→ **Task goal**: Copy every record exactly, and keep the pictures out.

▼

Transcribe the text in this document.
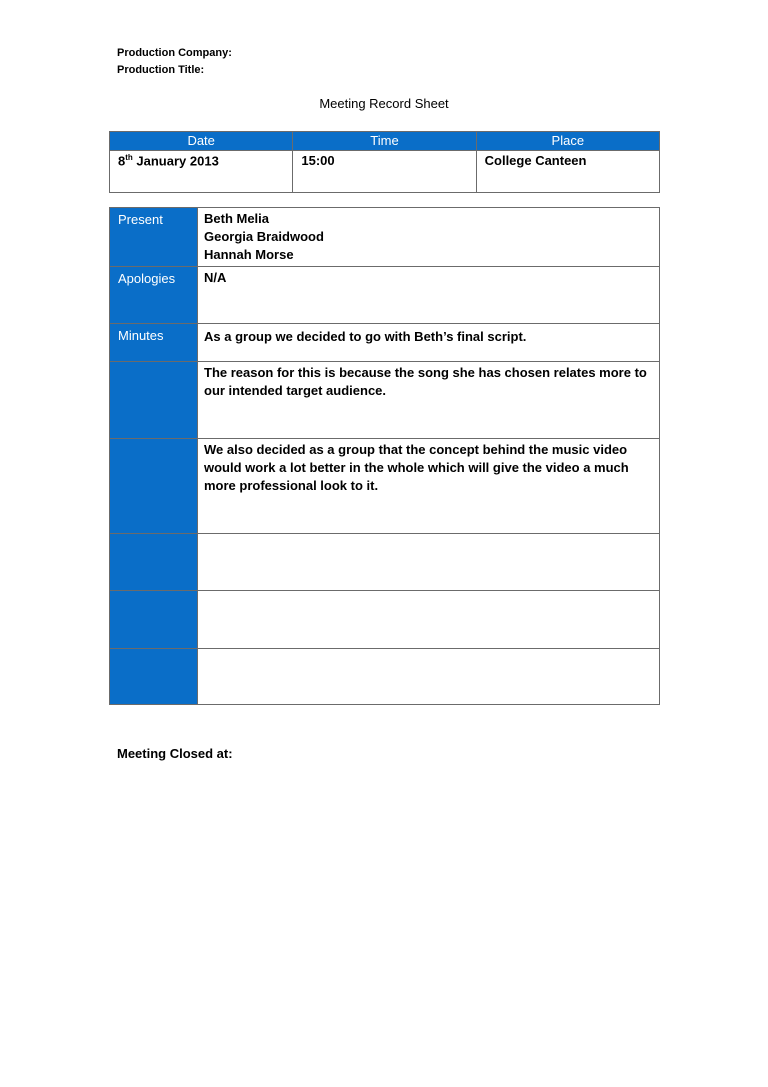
Production Company:
Production Title:
Meeting Record Sheet
Date	Time	Place
8th January 2013	15:00	College Canteen
Present	Beth Melia
Georgia Braidwood
Hannah Morse

Apologies	N/A
Minutes	As a group we decided to go with Beth’s final script.
	The reason for this is because the song she has chosen relates more to our intended target audience.
	We also decided as a group that the concept behind the music video would work a lot better in the whole which will give the video a much more professional look to it.

Meeting Closed at:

▲

→ **Output of the exercise**:
Transcribe the text in this document.
Production Company:
Production Title:
Meeting Record Sheet
Date	Time	Place
8th January 2013	15:00	College Canteen
Present	Beth Melia
Georgia Braidwood
Hannah Morse

Apologies	N/A
Minutes	As a group we decided to go with Beth’s final script.
	The reason for this is because the song she has chosen relates more to our intended target audience.
	We also decided as a group that the concept behind the music video would work a lot better in the whole which will give the video a much more professional look to it.

Meeting Closed at:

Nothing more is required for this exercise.